INSTRUCTION :: Output an exact reproduction of the data.

DATASET ::
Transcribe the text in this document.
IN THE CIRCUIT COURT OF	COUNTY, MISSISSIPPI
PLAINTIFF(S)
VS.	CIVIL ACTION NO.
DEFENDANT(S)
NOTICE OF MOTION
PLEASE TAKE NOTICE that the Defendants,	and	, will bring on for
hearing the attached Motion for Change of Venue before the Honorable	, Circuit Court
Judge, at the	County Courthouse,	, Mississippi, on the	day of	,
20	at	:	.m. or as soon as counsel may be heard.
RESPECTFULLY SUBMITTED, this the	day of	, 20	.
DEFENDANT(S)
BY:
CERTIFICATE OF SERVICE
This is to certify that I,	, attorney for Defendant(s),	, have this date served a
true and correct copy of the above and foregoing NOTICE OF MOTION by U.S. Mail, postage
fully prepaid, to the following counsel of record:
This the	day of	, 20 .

RESPONSE TO THE TASK ::
Transcribe the text in this document.
IN THE CIRCUIT COURT OF	COUNTY, MISSISSIPPI
PLAINTIFF(S)
VS.	CIVIL ACTION NO.
DEFENDANT(S)
NOTICE OF MOTION
PLEASE TAKE NOTICE that the Defendants,	and	, will bring on for
hearing the attached Motion for Change of Venue before the Honorable	, Circuit Court
Judge, at the	County Courthouse,	, Mississippi, on the	day of	,
20	at	:	.m. or as soon as counsel may be heard.
RESPECTFULLY SUBMITTED, this the	day of	, 20	.
DEFENDANT(S)
BY:
CERTIFICATE OF SERVICE
This is to certify that I,	, attorney for Defendant(s),	, have this date served a
true and correct copy of the above and foregoing NOTICE OF MOTION by U.S. Mail, postage
fully prepaid, to the following counsel of record:
This the	day of	, 20 .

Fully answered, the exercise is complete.